THE EXERCISE:
Reproduce all the lines below exactly and omit the images.

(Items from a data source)
----------------
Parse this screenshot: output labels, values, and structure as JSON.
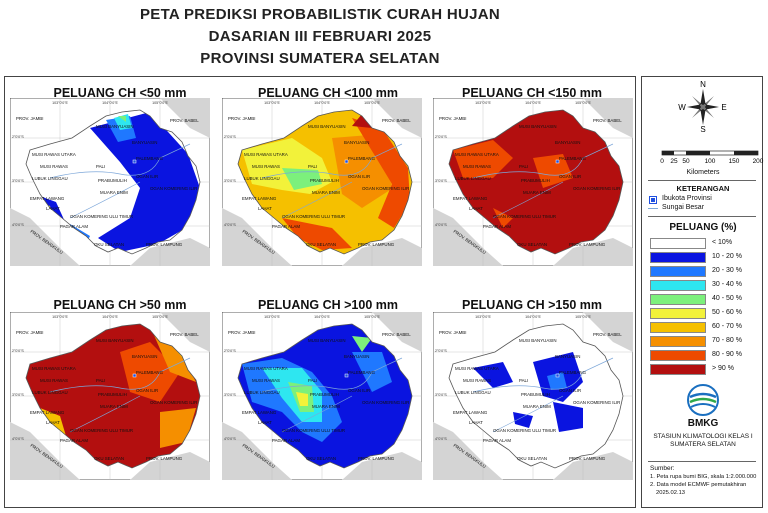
{
  "header": {
    "line1": "PETA PREDIKSI PROBABILISTIK CURAH HUJAN",
    "line2": "DASARIAN III FEBRUARI 2025",
    "line3": "PROVINSI SUMATERA SELATAN"
  },
  "panels": [
    {
      "title": "PELUANG CH <50 mm"
    },
    {
      "title": "PELUANG CH <100 mm"
    },
    {
      "title": "PELUANG CH <150 mm"
    },
    {
      "title": "PELUANG CH >50 mm"
    },
    {
      "title": "PELUANG CH >100 mm"
    },
    {
      "title": "PELUANG CH >150 mm"
    }
  ],
  "map_labels": {
    "prov_jambi": "PROV. JAMBI",
    "prov_babel": "PROV. BABEL",
    "prov_bengkulu": "PROV. BENGKULU",
    "prov_lampung": "PROV. LAMPUNG",
    "musi_banyuasin": "MUSI BANYUASIN",
    "banyuasin": "BANYUASIN",
    "musi_rawas_utara": "MUSI RAWAS UTARA",
    "musi_rawas": "MUSI RAWAS",
    "lubuk_linggau": "LUBUK LINGGAU",
    "pali": "PALI",
    "palembang": "PALEMBANG",
    "prabumulih": "PRABUMULIH",
    "muara_enim": "MUARA ENIM",
    "ogan_ilir": "OGAN ILIR",
    "ogan_komering_ilir": "OGAN KOMERING ILIR",
    "empat_lawang": "EMPAT LAWANG",
    "lahat": "LAHAT",
    "oku_timur": "OGAN KOMERING ULU TIMUR",
    "pagar_alam": "PAGAR ALAM",
    "oku_selatan": "OKU SELATAN",
    "lon1": "103°0'0\"E",
    "lon2": "104°0'0\"E",
    "lon3": "105°0'0\"E",
    "lon4": "106°0'0\"E",
    "lat1": "2°0'0\"S",
    "lat2": "3°0'0\"S",
    "lat3": "4°0'0\"S",
    "lat4": "5°0'0\"S"
  },
  "legend": {
    "compass": {
      "n": "N",
      "s": "S",
      "e": "E",
      "w": "W"
    },
    "scale_ticks": [
      "0",
      "25",
      "50",
      "100",
      "150",
      "200"
    ],
    "scale_unit": "Kilometers",
    "keterangan_title": "KETERANGAN",
    "ibukota": "Ibukota Provinsi",
    "sungai": "Sungai Besar",
    "peluang_title": "PELUANG (%)",
    "classes": [
      {
        "label": "< 10%",
        "color": "#ffffff"
      },
      {
        "label": "10 - 20 %",
        "color": "#0a14e0"
      },
      {
        "label": "20 - 30 %",
        "color": "#1f78ff"
      },
      {
        "label": "30 - 40 %",
        "color": "#2ee6f0"
      },
      {
        "label": "40 - 50 %",
        "color": "#7cf07c"
      },
      {
        "label": "50 - 60 %",
        "color": "#f2f23a"
      },
      {
        "label": "60 - 70 %",
        "color": "#f5c000"
      },
      {
        "label": "70 - 80 %",
        "color": "#f58f00"
      },
      {
        "label": "80 - 90 %",
        "color": "#ee4a00"
      },
      {
        "label": "> 90 %",
        "color": "#b30f0f"
      }
    ],
    "bmkg": "BMKG",
    "station_line1": "STASIUN KLIMATOLOGI KELAS I",
    "station_line2": "SUMATERA SELATAN",
    "sumber_title": "Sumber:",
    "sumber_1": "1. Peta rupa bumi BIG, skala 1:2.000.000",
    "sumber_2": "2. Data model ECMWF pemutakhiran",
    "sumber_3": "2025.02.13"
  }
}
----------------
WRITTEN ANSWER:
Parse this screenshot: output labels, values, and structure as JSON.
{
  "header": {
    "line1": "PETA PREDIKSI PROBABILISTIK CURAH HUJAN",
    "line2": "DASARIAN III FEBRUARI 2025",
    "line3": "PROVINSI SUMATERA SELATAN"
  },
  "panels": [
    {
      "title": "PELUANG CH <50 mm"
    },
    {
      "title": "PELUANG CH <100 mm"
    },
    {
      "title": "PELUANG CH <150 mm"
    },
    {
      "title": "PELUANG CH >50 mm"
    },
    {
      "title": "PELUANG CH >100 mm"
    },
    {
      "title": "PELUANG CH >150 mm"
    }
  ],
  "map_labels": {
    "prov_jambi": "PROV. JAMBI",
    "prov_babel": "PROV. BABEL",
    "prov_bengkulu": "PROV. BENGKULU",
    "prov_lampung": "PROV. LAMPUNG",
    "musi_banyuasin": "MUSI BANYUASIN",
    "banyuasin": "BANYUASIN",
    "musi_rawas_utara": "MUSI RAWAS UTARA",
    "musi_rawas": "MUSI RAWAS",
    "lubuk_linggau": "LUBUK LINGGAU",
    "pali": "PALI",
    "palembang": "PALEMBANG",
    "prabumulih": "PRABUMULIH",
    "muara_enim": "MUARA ENIM",
    "ogan_ilir": "OGAN ILIR",
    "ogan_komering_ilir": "OGAN KOMERING ILIR",
    "empat_lawang": "EMPAT LAWANG",
    "lahat": "LAHAT",
    "oku_timur": "OGAN KOMERING ULU TIMUR",
    "pagar_alam": "PAGAR ALAM",
    "oku_selatan": "OKU SELATAN",
    "lon1": "103°0'0\"E",
    "lon2": "104°0'0\"E",
    "lon3": "105°0'0\"E",
    "lon4": "106°0'0\"E",
    "lat1": "2°0'0\"S",
    "lat2": "3°0'0\"S",
    "lat3": "4°0'0\"S",
    "lat4": "5°0'0\"S"
  },
  "legend": {
    "compass": {
      "n": "N",
      "s": "S",
      "e": "E",
      "w": "W"
    },
    "scale_ticks": [
      "0",
      "25",
      "50",
      "100",
      "150",
      "200"
    ],
    "scale_unit": "Kilometers",
    "keterangan_title": "KETERANGAN",
    "ibukota": "Ibukota Provinsi",
    "sungai": "Sungai Besar",
    "peluang_title": "PELUANG (%)",
    "classes": [
      {
        "label": "< 10%",
        "color": "#ffffff"
      },
      {
        "label": "10 - 20 %",
        "color": "#0a14e0"
      },
      {
        "label": "20 - 30 %",
        "color": "#1f78ff"
      },
      {
        "label": "30 - 40 %",
        "color": "#2ee6f0"
      },
      {
        "label": "40 - 50 %",
        "color": "#7cf07c"
      },
      {
        "label": "50 - 60 %",
        "color": "#f2f23a"
      },
      {
        "label": "60 - 70 %",
        "color": "#f5c000"
      },
      {
        "label": "70 - 80 %",
        "color": "#f58f00"
      },
      {
        "label": "80 - 90 %",
        "color": "#ee4a00"
      },
      {
        "label": "> 90 %",
        "color": "#b30f0f"
      }
    ],
    "bmkg": "BMKG",
    "station_line1": "STASIUN KLIMATOLOGI KELAS I",
    "station_line2": "SUMATERA SELATAN",
    "sumber_title": "Sumber:",
    "sumber_1": "1. Peta rupa bumi BIG, skala 1:2.000.000",
    "sumber_2": "2. Data model ECMWF pemutakhiran",
    "sumber_3": "2025.02.13"
  }
}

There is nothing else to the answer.